(Dataset items)
⟨
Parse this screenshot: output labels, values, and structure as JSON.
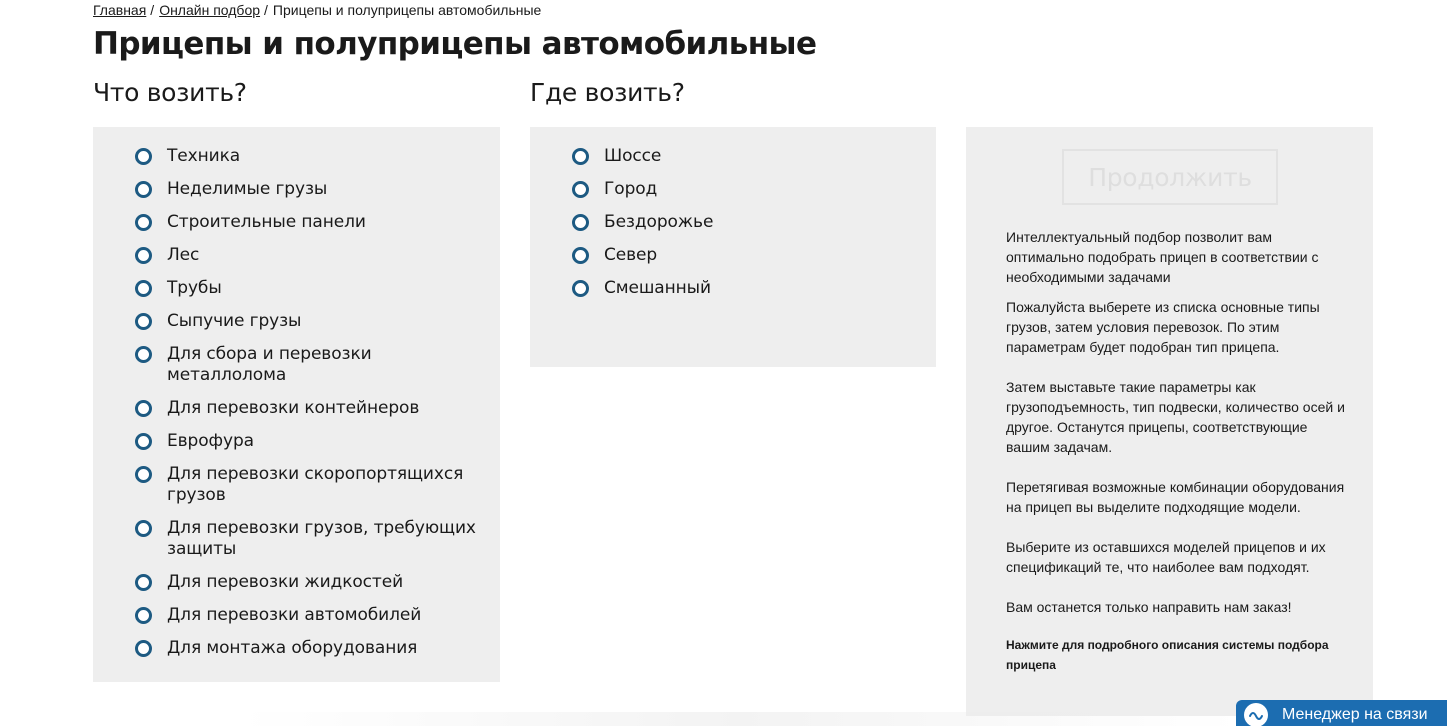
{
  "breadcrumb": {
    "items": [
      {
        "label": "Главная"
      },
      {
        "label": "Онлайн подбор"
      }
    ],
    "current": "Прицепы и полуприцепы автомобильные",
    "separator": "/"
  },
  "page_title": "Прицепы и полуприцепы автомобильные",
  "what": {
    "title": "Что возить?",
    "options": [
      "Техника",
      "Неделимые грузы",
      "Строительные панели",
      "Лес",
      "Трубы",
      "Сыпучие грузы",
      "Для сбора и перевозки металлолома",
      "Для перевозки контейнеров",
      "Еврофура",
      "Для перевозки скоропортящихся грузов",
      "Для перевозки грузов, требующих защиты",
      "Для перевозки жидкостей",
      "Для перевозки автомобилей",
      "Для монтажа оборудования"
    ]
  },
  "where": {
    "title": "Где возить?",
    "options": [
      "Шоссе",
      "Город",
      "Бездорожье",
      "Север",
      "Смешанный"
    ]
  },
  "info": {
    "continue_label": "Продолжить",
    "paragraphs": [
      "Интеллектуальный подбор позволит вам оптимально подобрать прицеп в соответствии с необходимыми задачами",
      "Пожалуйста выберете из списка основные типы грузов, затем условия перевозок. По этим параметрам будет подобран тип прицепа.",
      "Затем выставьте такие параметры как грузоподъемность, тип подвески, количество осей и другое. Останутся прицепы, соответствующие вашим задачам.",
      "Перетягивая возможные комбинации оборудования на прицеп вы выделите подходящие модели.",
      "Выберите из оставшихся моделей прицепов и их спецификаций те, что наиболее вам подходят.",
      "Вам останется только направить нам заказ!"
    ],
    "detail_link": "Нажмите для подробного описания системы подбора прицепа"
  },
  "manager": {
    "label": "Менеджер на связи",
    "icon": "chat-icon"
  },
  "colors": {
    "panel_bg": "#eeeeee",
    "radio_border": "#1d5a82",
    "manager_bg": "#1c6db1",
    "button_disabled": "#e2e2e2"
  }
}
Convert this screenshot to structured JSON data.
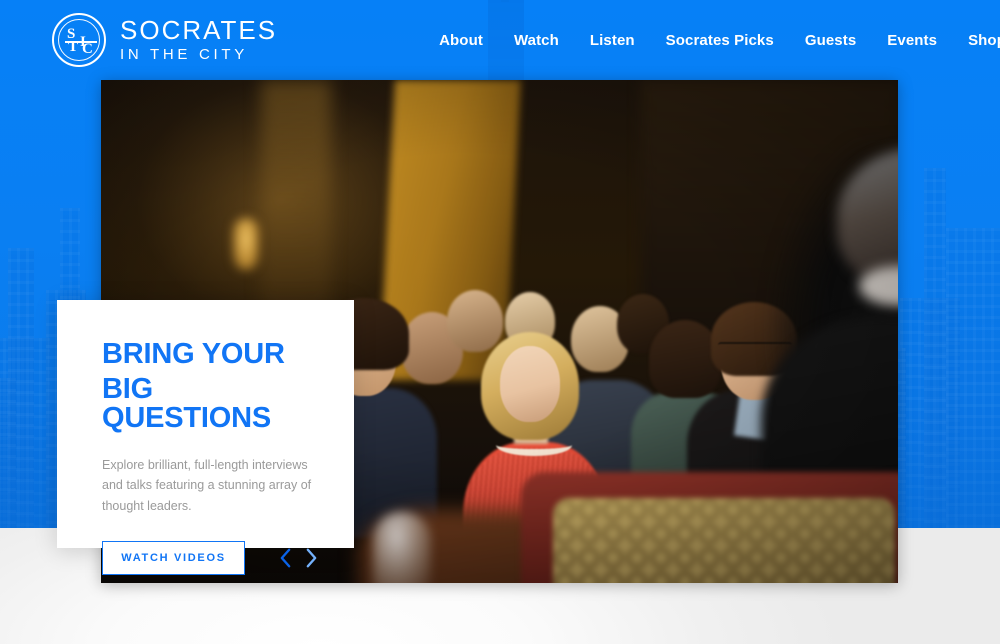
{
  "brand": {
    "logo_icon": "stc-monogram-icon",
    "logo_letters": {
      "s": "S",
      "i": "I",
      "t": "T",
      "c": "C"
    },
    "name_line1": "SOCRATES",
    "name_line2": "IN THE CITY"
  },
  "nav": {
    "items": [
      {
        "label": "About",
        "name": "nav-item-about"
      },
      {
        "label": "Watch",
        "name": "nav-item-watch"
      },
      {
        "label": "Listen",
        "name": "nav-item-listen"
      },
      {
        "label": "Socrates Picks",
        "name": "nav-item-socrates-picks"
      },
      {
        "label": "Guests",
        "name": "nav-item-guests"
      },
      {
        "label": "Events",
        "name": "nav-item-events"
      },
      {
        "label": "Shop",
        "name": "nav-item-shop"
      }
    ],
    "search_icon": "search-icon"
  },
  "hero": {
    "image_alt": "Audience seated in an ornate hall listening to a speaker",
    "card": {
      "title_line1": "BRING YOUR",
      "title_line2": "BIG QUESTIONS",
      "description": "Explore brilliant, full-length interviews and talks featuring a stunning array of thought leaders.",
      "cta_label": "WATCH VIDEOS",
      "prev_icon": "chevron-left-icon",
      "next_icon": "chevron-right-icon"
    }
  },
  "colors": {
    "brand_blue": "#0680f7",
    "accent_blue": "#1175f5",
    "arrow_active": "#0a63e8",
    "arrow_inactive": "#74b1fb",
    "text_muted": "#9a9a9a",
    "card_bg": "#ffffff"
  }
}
⟩
Print each entry shown above with exact wording and no pictures.

### THE RESPONSE
Parse this screenshot: output labels, values, and structure as JSON.
{
  "breadcrumb": {
    "items": [
      {
        "label": "Главная"
      },
      {
        "label": "Онлайн подбор"
      }
    ],
    "current": "Прицепы и полуприцепы автомобильные",
    "separator": "/"
  },
  "page_title": "Прицепы и полуприцепы автомобильные",
  "what": {
    "title": "Что возить?",
    "options": [
      "Техника",
      "Неделимые грузы",
      "Строительные панели",
      "Лес",
      "Трубы",
      "Сыпучие грузы",
      "Для сбора и перевозки металлолома",
      "Для перевозки контейнеров",
      "Еврофура",
      "Для перевозки скоропортящихся грузов",
      "Для перевозки грузов, требующих защиты",
      "Для перевозки жидкостей",
      "Для перевозки автомобилей",
      "Для монтажа оборудования"
    ]
  },
  "where": {
    "title": "Где возить?",
    "options": [
      "Шоссе",
      "Город",
      "Бездорожье",
      "Север",
      "Смешанный"
    ]
  },
  "info": {
    "continue_label": "Продолжить",
    "paragraphs": [
      "Интеллектуальный подбор позволит вам оптимально подобрать прицеп в соответствии с необходимыми задачами",
      "Пожалуйста выберете из списка основные типы грузов, затем условия перевозок. По этим параметрам будет подобран тип прицепа.",
      "Затем выставьте такие параметры как грузоподъемность, тип подвески, количество осей и другое. Останутся прицепы, соответствующие вашим задачам.",
      "Перетягивая возможные комбинации оборудования на прицеп вы выделите подходящие модели.",
      "Выберите из оставшихся моделей прицепов и их спецификаций те, что наиболее вам подходят.",
      "Вам останется только направить нам заказ!"
    ],
    "detail_link": "Нажмите для подробного описания системы подбора прицепа"
  },
  "manager": {
    "label": "Менеджер на связи",
    "icon": "chat-icon"
  },
  "colors": {
    "panel_bg": "#eeeeee",
    "radio_border": "#1d5a82",
    "manager_bg": "#1c6db1",
    "button_disabled": "#e2e2e2"
  }
}
Convert this screenshot to structured JSON data.
{
  "brand": {
    "logo_icon": "stc-monogram-icon",
    "logo_letters": {
      "s": "S",
      "i": "I",
      "t": "T",
      "c": "C"
    },
    "name_line1": "SOCRATES",
    "name_line2": "IN THE CITY"
  },
  "nav": {
    "items": [
      {
        "label": "About",
        "name": "nav-item-about"
      },
      {
        "label": "Watch",
        "name": "nav-item-watch"
      },
      {
        "label": "Listen",
        "name": "nav-item-listen"
      },
      {
        "label": "Socrates Picks",
        "name": "nav-item-socrates-picks"
      },
      {
        "label": "Guests",
        "name": "nav-item-guests"
      },
      {
        "label": "Events",
        "name": "nav-item-events"
      },
      {
        "label": "Shop",
        "name": "nav-item-shop"
      }
    ],
    "search_icon": "search-icon"
  },
  "hero": {
    "image_alt": "Audience seated in an ornate hall listening to a speaker",
    "card": {
      "title_line1": "BRING YOUR",
      "title_line2": "BIG QUESTIONS",
      "description": "Explore brilliant, full-length interviews and talks featuring a stunning array of thought leaders.",
      "cta_label": "WATCH VIDEOS",
      "prev_icon": "chevron-left-icon",
      "next_icon": "chevron-right-icon"
    }
  },
  "colors": {
    "brand_blue": "#0680f7",
    "accent_blue": "#1175f5",
    "arrow_active": "#0a63e8",
    "arrow_inactive": "#74b1fb",
    "text_muted": "#9a9a9a",
    "card_bg": "#ffffff"
  }
}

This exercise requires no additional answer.